Recorded data
>>
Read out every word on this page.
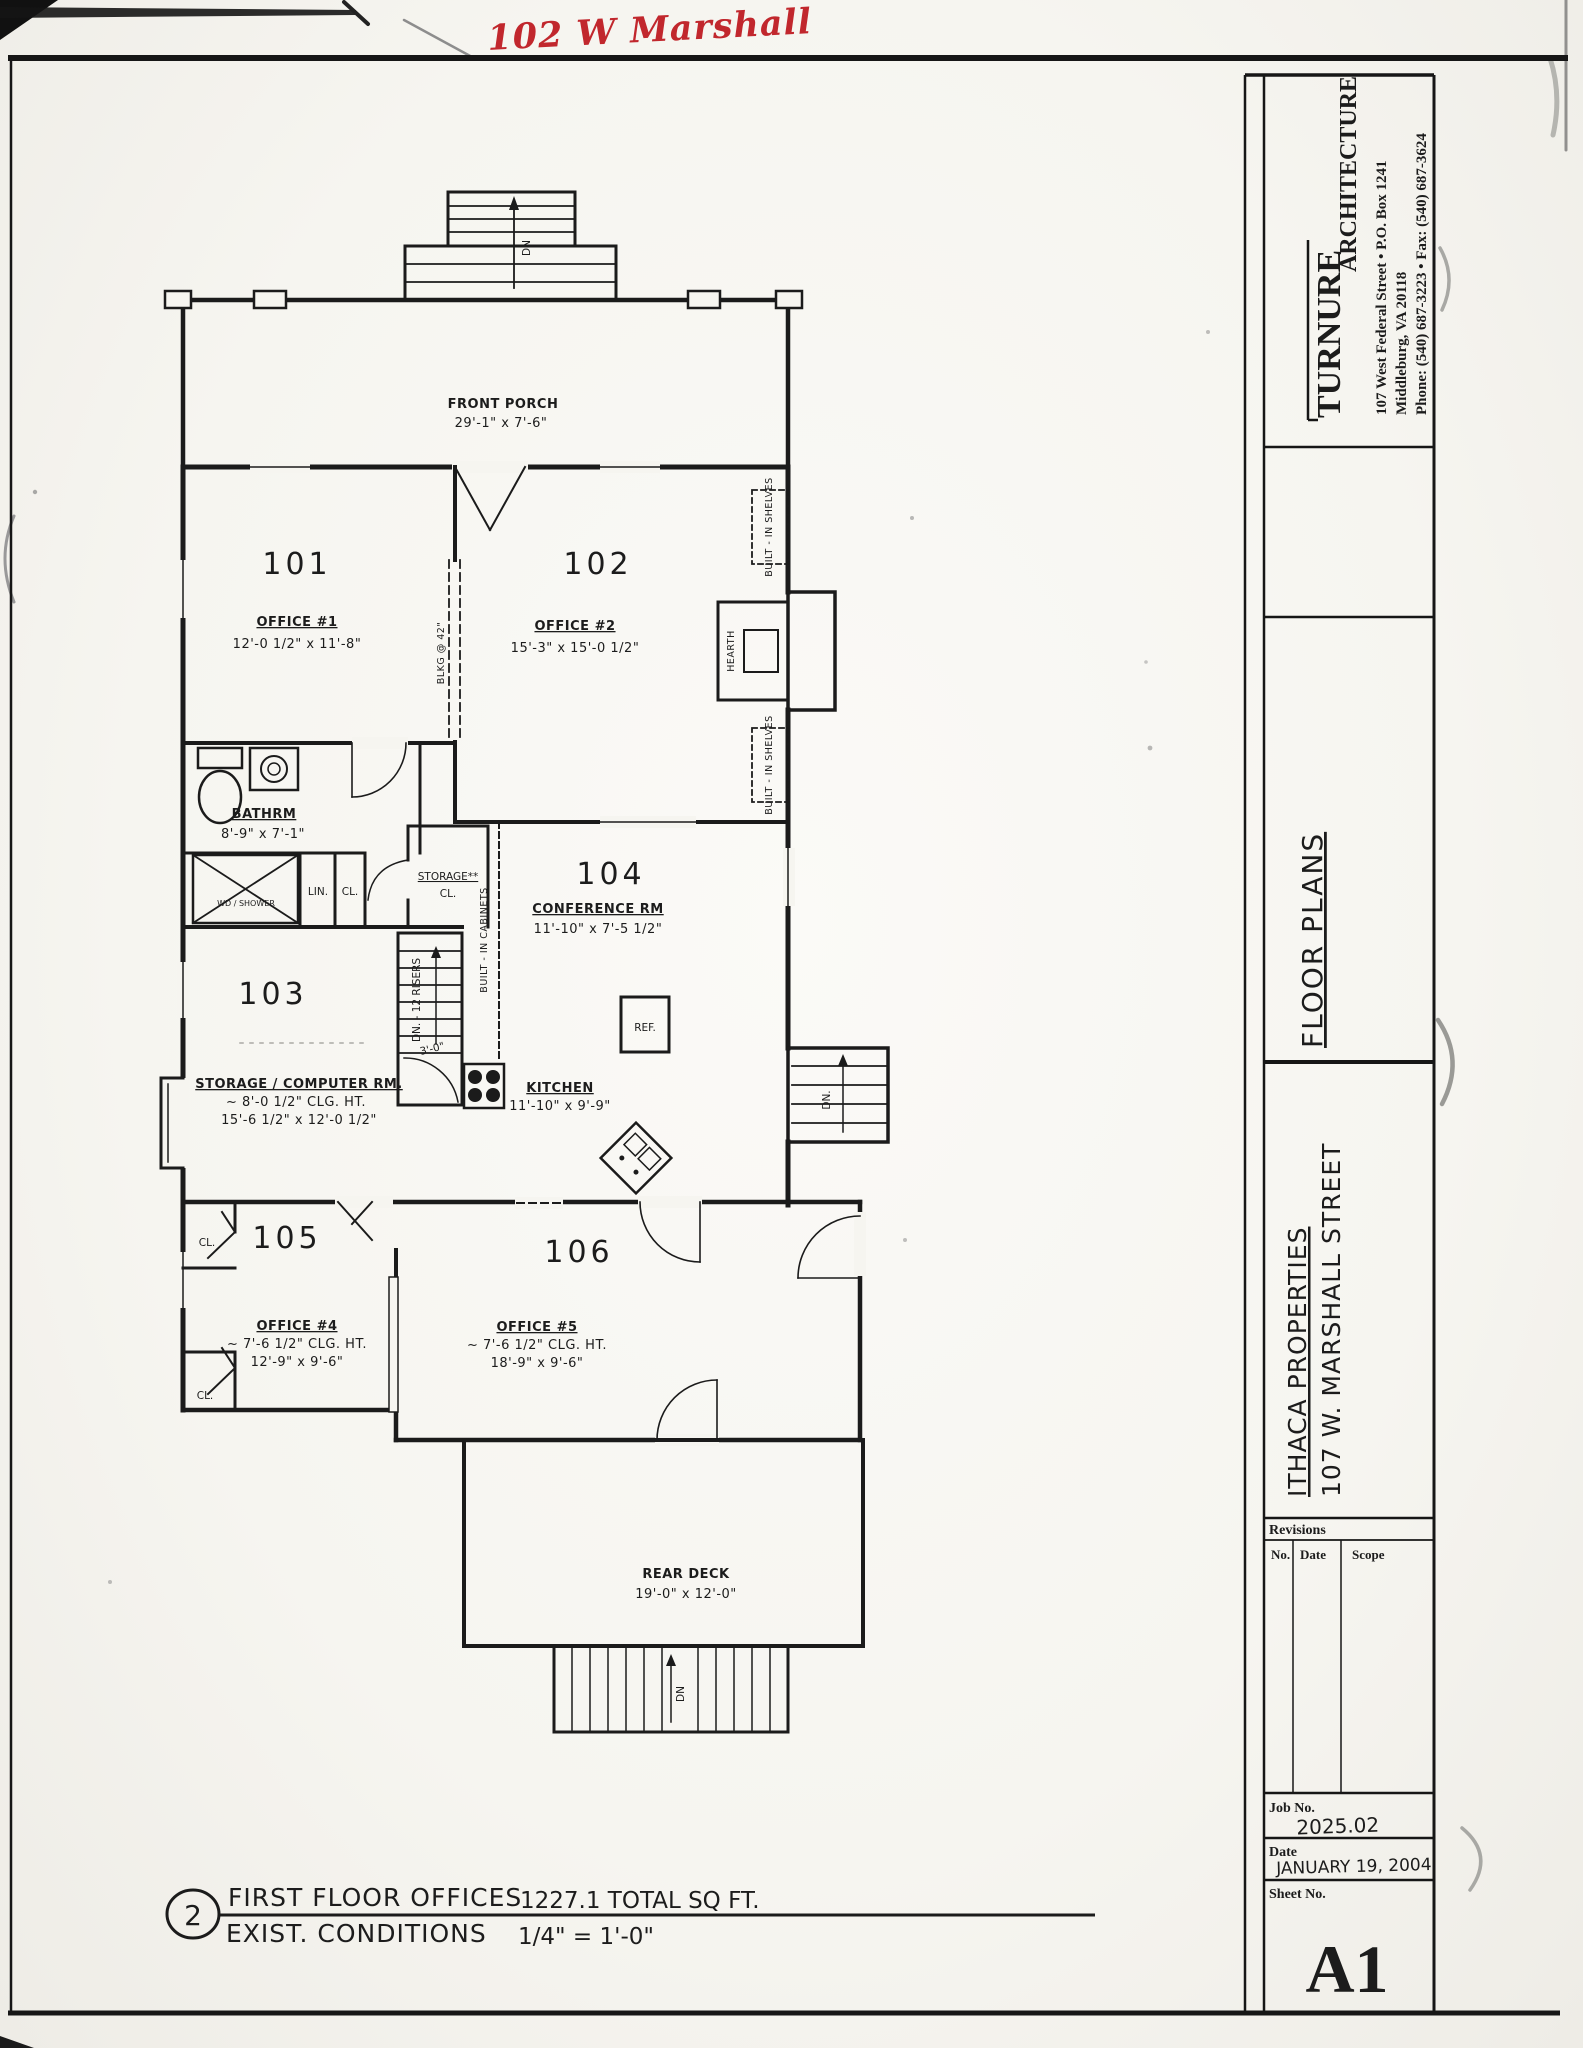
102 W Marshall
TURNURE
ARCHITECTURE 107 West Federal Street • P.O. Box 1241 Middleburg, VA 20118 Phone: (540) 687-3223 • Fax: (540) 687-3624
FLOOR PLANS
ITHACA PROPERTIES 107 W. MARSHALL STREET
Revisions
No. Date Scope
Job No.
2025.02
Date
JANUARY 19, 2004
Sheet No.
A1
FRONT PORCH
29'-1" x 7'-6"
DN
101
OFFICE #1
12'-0 1/2" x 11'-8"
102
OFFICE #2
15'-3" x 15'-0 1/2"
BLKG @ 42"
BUILT - IN SHELVES
BUILT - IN SHELVES
HEARTH
BATHRM
8'-9" x 7'-1"
WD / SHOWER
LIN. CL.
STORAGE**
CL. BUILT - IN CABINETS
104
CONFERENCE RM
11'-10" x 7'-5 1/2"
103
STORAGE / COMPUTER RM.
~ 8'-0 1/2" CLG. HT.
15'-6 1/2" x 12'-0 1/2"
DN. - 12 RISERS
3'-0"
KITCHEN
11'-10" x 9'-9"
REF.
DN.
105
OFFICE #4
~ 7'-6 1/2" CLG. HT.
12'-9" x 9'-6"
CL.
CL.
106
OFFICE #5
~ 7'-6 1/2" CLG. HT.
18'-9" x 9'-6"
REAR DECK
19'-0" x 12'-0"
DN
2
FIRST FLOOR OFFICES
EXIST. CONDITIONS
1227.1 TOTAL SQ FT.
1/4" = 1'-0"
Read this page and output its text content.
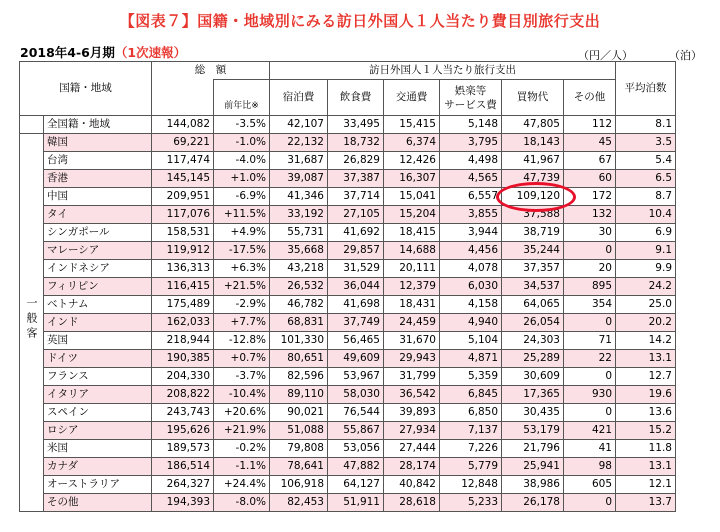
【図表７】国籍・地域別にみる訪日外国人１人当たり費目別旅行支出
2018年4-6月期（1次速報）	（円／人）	（泊）
国籍・地域		総　額		訪日外国人１人当たり旅行支出						平均泊数
			前年比※	宿泊費	飲食費	交通費	娯楽等
サービス費	買物代	その他	
	全国籍・地域	144,082	-3.5%	42,107	33,495	15,415	5,148	47,805	112	8.1
一般客	韓国	69,221	-1.0%	22,132	18,732	6,374	3,795	18,143	45	3.5
	台湾	117,474	-4.0%	31,687	26,829	12,426	4,498	41,967	67	5.4
	香港	145,145	+1.0%	39,087	37,387	16,307	4,565	47,739	60	6.5
	中国	209,951	-6.9%	41,346	37,714	15,041	6,557	109,120	172	8.7
	タイ	117,076	+11.5%	33,192	27,105	15,204	3,855	37,588	132	10.4
	シンガポール	158,531	+4.9%	55,731	41,692	18,415	3,944	38,719	30	6.9
	マレーシア	119,912	-17.5%	35,668	29,857	14,688	4,456	35,244	0	9.1
	インドネシア	136,313	+6.3%	43,218	31,529	20,111	4,078	37,357	20	9.9
	フィリピン	116,415	+21.5%	26,532	36,044	12,379	6,030	34,537	895	24.2
	ベトナム	175,489	-2.9%	46,782	41,698	18,431	4,158	64,065	354	25.0
	インド	162,033	+7.7%	68,831	37,749	24,459	4,940	26,054	0	20.2
	英国	218,944	-12.8%	101,330	56,465	31,670	5,104	24,303	71	14.2
	ドイツ	190,385	+0.7%	80,651	49,609	29,943	4,871	25,289	22	13.1
	フランス	204,330	-3.7%	82,596	53,967	31,799	5,359	30,609	0	12.7
	イタリア	208,822	-10.4%	89,110	58,030	36,542	6,845	17,365	930	19.6
	スペイン	243,743	+20.6%	90,021	76,544	39,893	6,850	30,435	0	13.6
	ロシア	195,626	+21.9%	51,088	55,867	27,934	7,137	53,179	421	15.2
	米国	189,573	-0.2%	79,808	53,056	27,444	7,226	21,796	41	11.8
	カナダ	186,514	-1.1%	78,641	47,882	28,174	5,779	25,941	98	13.1
	オーストラリア	264,327	+24.4%	106,918	64,127	40,842	12,848	38,986	605	12.1
	その他	194,393	-8.0%	82,453	51,911	28,618	5,233	26,178	0	13.7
<<
EXERCISE BRIEF: Copy each line holding the word "page" from the listing above.

FINAL ANSWER:
Read out every word on this page.
Read this page and output its text content.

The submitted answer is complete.